Look through the entries below and count the lines with the word "EBENE" in them; give only the number.

[Start DATA PROVIDED]

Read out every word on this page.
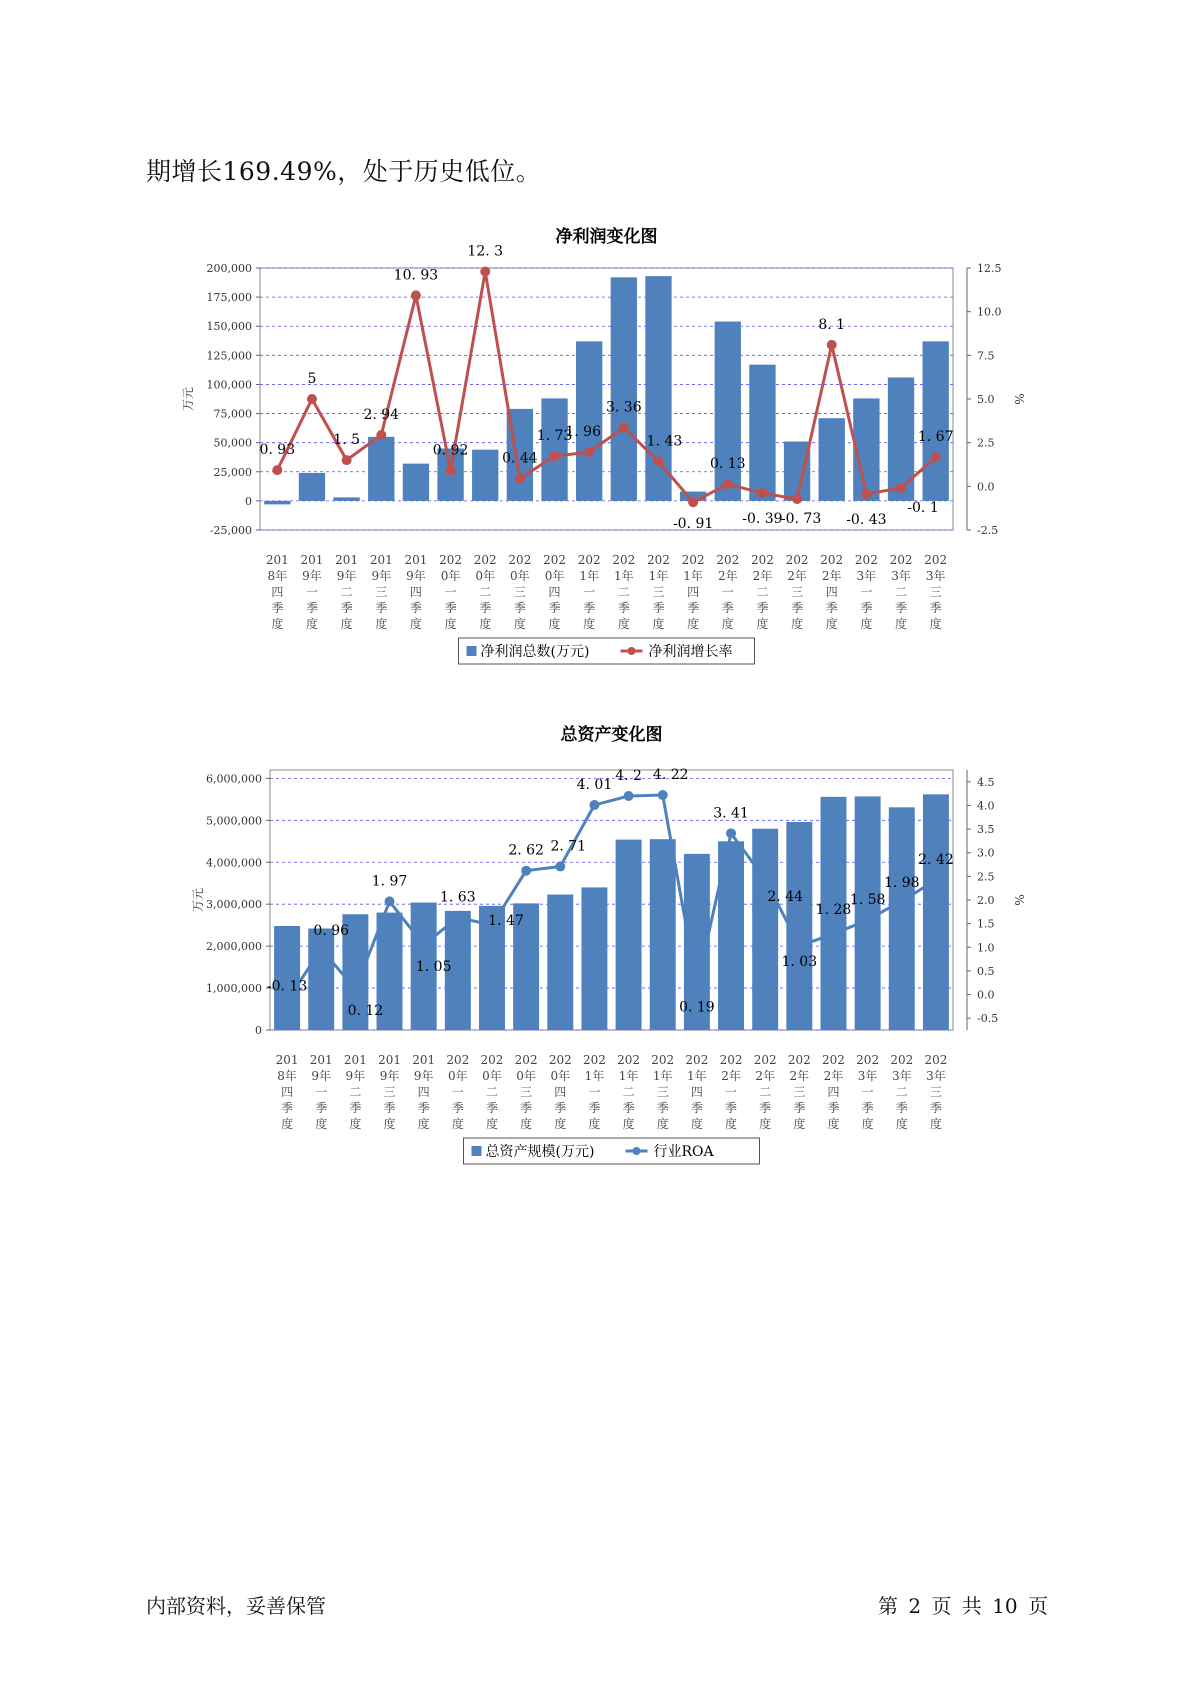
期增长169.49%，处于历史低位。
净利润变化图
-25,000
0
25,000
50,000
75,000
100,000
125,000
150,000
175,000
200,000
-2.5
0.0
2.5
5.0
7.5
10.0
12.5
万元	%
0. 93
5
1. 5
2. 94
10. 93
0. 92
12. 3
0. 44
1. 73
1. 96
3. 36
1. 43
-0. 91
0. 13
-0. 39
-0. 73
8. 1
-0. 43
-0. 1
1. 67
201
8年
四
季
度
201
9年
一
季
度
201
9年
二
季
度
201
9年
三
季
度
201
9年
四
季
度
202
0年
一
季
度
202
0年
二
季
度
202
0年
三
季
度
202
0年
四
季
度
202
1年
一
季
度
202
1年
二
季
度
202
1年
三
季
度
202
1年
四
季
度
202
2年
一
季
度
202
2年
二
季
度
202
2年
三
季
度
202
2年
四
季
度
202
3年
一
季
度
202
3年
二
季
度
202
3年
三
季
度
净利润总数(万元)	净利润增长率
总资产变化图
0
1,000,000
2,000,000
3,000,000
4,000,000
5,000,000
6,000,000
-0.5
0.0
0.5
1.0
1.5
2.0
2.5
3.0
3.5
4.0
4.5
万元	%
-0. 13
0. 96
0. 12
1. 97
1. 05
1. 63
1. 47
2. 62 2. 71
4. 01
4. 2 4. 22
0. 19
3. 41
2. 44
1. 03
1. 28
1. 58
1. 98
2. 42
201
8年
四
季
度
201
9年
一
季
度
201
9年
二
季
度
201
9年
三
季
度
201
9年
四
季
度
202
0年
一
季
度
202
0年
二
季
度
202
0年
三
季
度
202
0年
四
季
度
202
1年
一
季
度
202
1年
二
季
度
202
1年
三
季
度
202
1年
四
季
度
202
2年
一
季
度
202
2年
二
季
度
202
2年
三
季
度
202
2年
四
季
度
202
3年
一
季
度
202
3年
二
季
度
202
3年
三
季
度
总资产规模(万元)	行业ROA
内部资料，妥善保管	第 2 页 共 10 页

[End DATA PROVIDED]
[Start DATA PROVIDED]

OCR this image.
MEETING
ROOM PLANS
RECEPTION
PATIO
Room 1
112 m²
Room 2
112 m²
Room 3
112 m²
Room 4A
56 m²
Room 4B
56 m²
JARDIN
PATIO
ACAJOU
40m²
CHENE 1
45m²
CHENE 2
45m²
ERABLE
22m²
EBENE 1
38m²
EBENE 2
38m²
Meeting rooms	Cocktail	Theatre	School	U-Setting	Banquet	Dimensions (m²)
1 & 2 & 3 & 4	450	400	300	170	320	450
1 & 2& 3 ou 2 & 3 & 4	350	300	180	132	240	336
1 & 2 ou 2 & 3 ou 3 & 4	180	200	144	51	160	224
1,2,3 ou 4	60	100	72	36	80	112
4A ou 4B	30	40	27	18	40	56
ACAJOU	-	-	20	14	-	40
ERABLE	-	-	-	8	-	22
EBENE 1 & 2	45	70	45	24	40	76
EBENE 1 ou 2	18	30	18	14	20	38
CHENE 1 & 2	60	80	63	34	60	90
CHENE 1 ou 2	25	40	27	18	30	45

[End DATA PROVIDED]

**SOLVED EXERCISE:**
4